▸ **WHAT YOU NEED TO DO**: With the pictures omitted, write out the entries that follow exactly as they stand.

(Dataset entries on figures)
§
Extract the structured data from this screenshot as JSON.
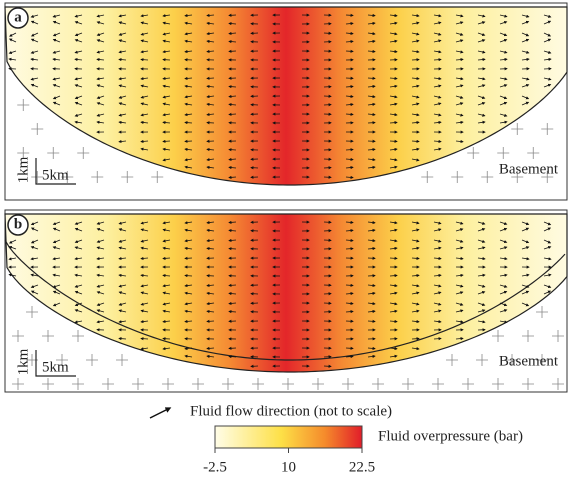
{
  "panels": [
    {
      "label": "a",
      "basement": "Basement",
      "scale_vertical": "1km",
      "scale_horizontal": "5km"
    },
    {
      "label": "b",
      "basement": "Basement",
      "scale_vertical": "1km",
      "scale_horizontal": "5km"
    }
  ],
  "legend": {
    "arrow_text": "Fluid flow direction (not to scale)",
    "colorbar": {
      "label": "Fluid overpressure (bar)",
      "lim": [
        -2.5,
        22.5
      ],
      "ticks": [
        -2.5,
        10,
        22.5
      ]
    }
  }
}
§
▸ **RESPONSE TO THE EXERCISE**:
Extract the structured data from this screenshot as JSON.
{
  "panels": [
    {
      "label": "a",
      "basement": "Basement",
      "scale_vertical": "1km",
      "scale_horizontal": "5km"
    },
    {
      "label": "b",
      "basement": "Basement",
      "scale_vertical": "1km",
      "scale_horizontal": "5km"
    }
  ],
  "legend": {
    "arrow_text": "Fluid flow direction (not to scale)",
    "colorbar": {
      "label": "Fluid overpressure (bar)",
      "lim": [
        -2.5,
        22.5
      ],
      "ticks": [
        -2.5,
        10,
        22.5
      ]
    }
  }
}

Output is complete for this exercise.